■ DATA PROVIDED:
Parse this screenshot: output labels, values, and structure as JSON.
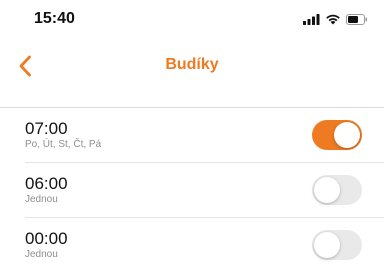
{
  "status_bar": {
    "time": "15:40",
    "icons": [
      "signal-icon",
      "wifi-icon",
      "battery-icon"
    ]
  },
  "nav": {
    "back_icon": "chevron-left-icon",
    "title": "Budíky"
  },
  "colors": {
    "accent": "#EE7B22",
    "toggle_off": "#e9e9ea"
  },
  "alarms": [
    {
      "time": "07:00",
      "repeat": "Po, Út, St, Čt, Pá",
      "enabled": true
    },
    {
      "time": "06:00",
      "repeat": "Jednou",
      "enabled": false
    },
    {
      "time": "00:00",
      "repeat": "Jednou",
      "enabled": false
    }
  ]
}
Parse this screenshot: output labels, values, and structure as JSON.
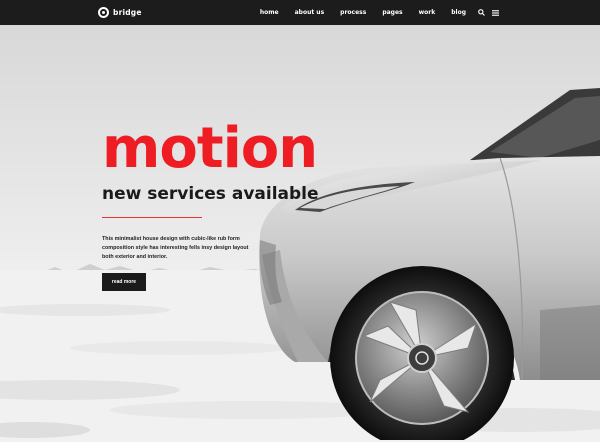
{
  "nav": {
    "logo_text": "bridge",
    "items": [
      {
        "label": "home"
      },
      {
        "label": "about us"
      },
      {
        "label": "process"
      },
      {
        "label": "pages"
      },
      {
        "label": "work"
      },
      {
        "label": "blog"
      }
    ],
    "icons": [
      "search-icon",
      "menu-icon"
    ]
  },
  "hero": {
    "headline": "motion",
    "subheadline": "new services available",
    "body": "This minimalist house design with cubic-like rub form composition style has interesting fells insy design layout both exterior and interior.",
    "cta_label": "read more"
  },
  "colors": {
    "accent": "#ee1d23",
    "nav_bg": "#1c1c1c",
    "button_bg": "#1b1b1b"
  }
}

■ YOUR INSTRUCTIONS: Make an exact copy of the data above, pictures excluded.

■ ANSWER TO THIS EXERCISE:
Parse this screenshot: output labels, values, and structure as JSON.
{
  "status_bar": {
    "time": "15:40",
    "icons": [
      "signal-icon",
      "wifi-icon",
      "battery-icon"
    ]
  },
  "nav": {
    "back_icon": "chevron-left-icon",
    "title": "Budíky"
  },
  "colors": {
    "accent": "#EE7B22",
    "toggle_off": "#e9e9ea"
  },
  "alarms": [
    {
      "time": "07:00",
      "repeat": "Po, Út, St, Čt, Pá",
      "enabled": true
    },
    {
      "time": "06:00",
      "repeat": "Jednou",
      "enabled": false
    },
    {
      "time": "00:00",
      "repeat": "Jednou",
      "enabled": false
    }
  ]
}
Parse this screenshot: output labels, values, and structure as JSON.
{
  "nav": {
    "logo_text": "bridge",
    "items": [
      {
        "label": "home"
      },
      {
        "label": "about us"
      },
      {
        "label": "process"
      },
      {
        "label": "pages"
      },
      {
        "label": "work"
      },
      {
        "label": "blog"
      }
    ],
    "icons": [
      "search-icon",
      "menu-icon"
    ]
  },
  "hero": {
    "headline": "motion",
    "subheadline": "new services available",
    "body": "This minimalist house design with cubic-like rub form composition style has interesting fells insy design layout both exterior and interior.",
    "cta_label": "read more"
  },
  "colors": {
    "accent": "#ee1d23",
    "nav_bg": "#1c1c1c",
    "button_bg": "#1b1b1b"
  }
}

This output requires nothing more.